● WHAT NEEDS TO BE DONE: Copy out each line that includes the word "Schwager".

________________________

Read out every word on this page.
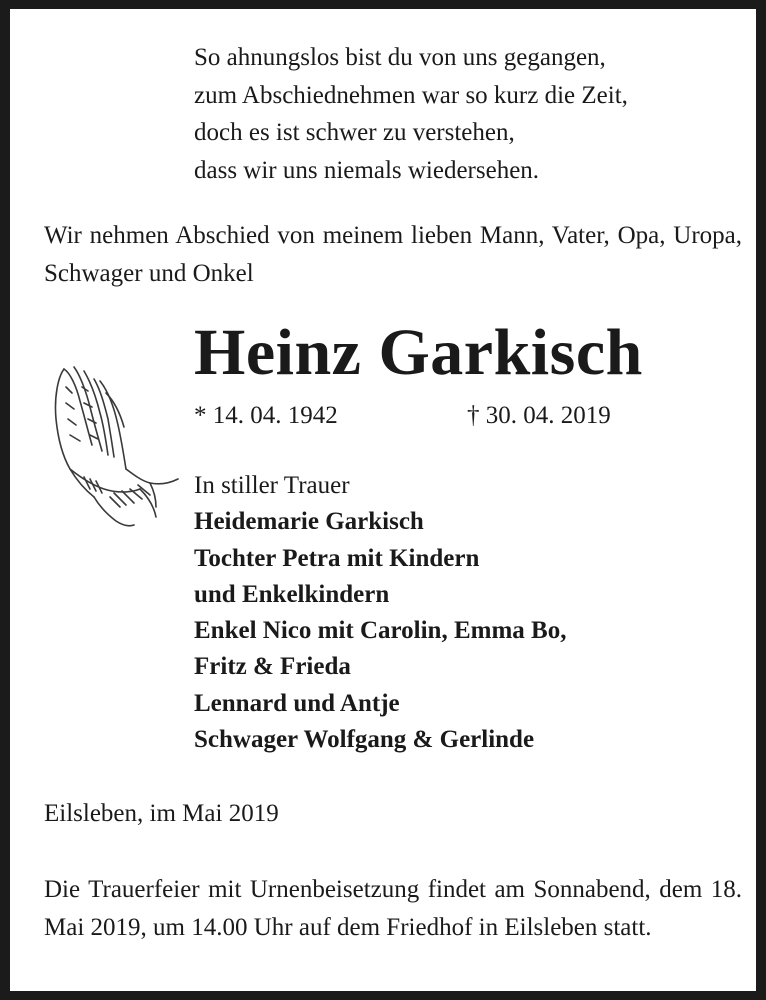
So ahnungslos bist du von uns gegangen,
zum Abschiednehmen war so kurz die Zeit,
doch es ist schwer zu verstehen,
dass wir uns niemals wiedersehen.
Wir nehmen Abschied von meinem lieben Mann, Vater, Opa, Uropa, Schwager und Onkel
Heinz Garkisch
* 14. 04. 1942	† 30. 04. 2019
In stiller Trauer
Heidemarie Garkisch
Tochter Petra mit Kindern
und Enkelkindern
Enkel Nico mit Carolin, Emma Bo,
Fritz & Frieda
Lennard und Antje
Schwager Wolfgang & Gerlinde
Eilsleben, im Mai 2019
Die Trauerfeier mit Urnenbeisetzung findet am Sonnabend, dem 18. Mai 2019, um 14.00 Uhr auf dem Friedhof in Eilsleben statt.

________________________

● REPLY TO THE EXERCISE:
Wir nehmen Abschied von meinem lieben Mann, Vater, Opa, Uropa, Schwager und Onkel
Schwager Wolfgang & Gerlinde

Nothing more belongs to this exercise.